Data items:

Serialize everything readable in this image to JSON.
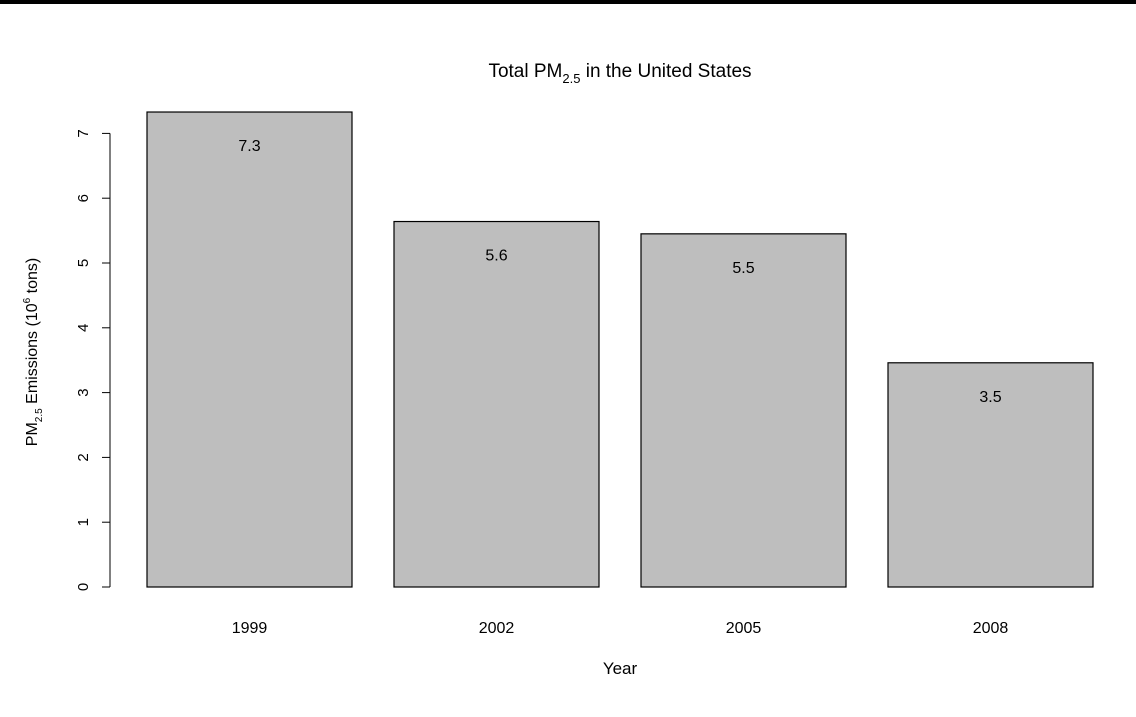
{
  "chart_data": {
    "type": "bar",
    "title": {
      "prefix": "Total PM",
      "subscript": "2.5",
      "suffix": " in the United States"
    },
    "xlabel": "Year",
    "ylabel": {
      "prefix": "PM",
      "subscript": "2.5",
      "middle": " Emissions (10",
      "superscript": "6",
      "suffix": " tons)"
    },
    "categories": [
      "1999",
      "2002",
      "2005",
      "2008"
    ],
    "values": [
      7.33,
      5.64,
      5.45,
      3.46
    ],
    "data_labels": [
      "7.3",
      "5.6",
      "5.5",
      "3.5"
    ],
    "yticks": [
      0,
      1,
      2,
      3,
      4,
      5,
      6,
      7
    ],
    "ylim": [
      0,
      7.33
    ],
    "bar_color": "#bebebe",
    "bar_edge_color": "#000000",
    "grid": false,
    "legend": "none"
  }
}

• [Given task] Write out each line of the data exactly; the images should be left out.

• [Task output]
Serialize everything readable in this image to JSON.
{
  "chart_data": {
    "type": "bar",
    "title": {
      "prefix": "Total PM",
      "subscript": "2.5",
      "suffix": " in the United States"
    },
    "xlabel": "Year",
    "ylabel": {
      "prefix": "PM",
      "subscript": "2.5",
      "middle": " Emissions (10",
      "superscript": "6",
      "suffix": " tons)"
    },
    "categories": [
      "1999",
      "2002",
      "2005",
      "2008"
    ],
    "values": [
      7.33,
      5.64,
      5.45,
      3.46
    ],
    "data_labels": [
      "7.3",
      "5.6",
      "5.5",
      "3.5"
    ],
    "yticks": [
      0,
      1,
      2,
      3,
      4,
      5,
      6,
      7
    ],
    "ylim": [
      0,
      7.33
    ],
    "bar_color": "#bebebe",
    "bar_edge_color": "#000000",
    "grid": false,
    "legend": "none"
  }
}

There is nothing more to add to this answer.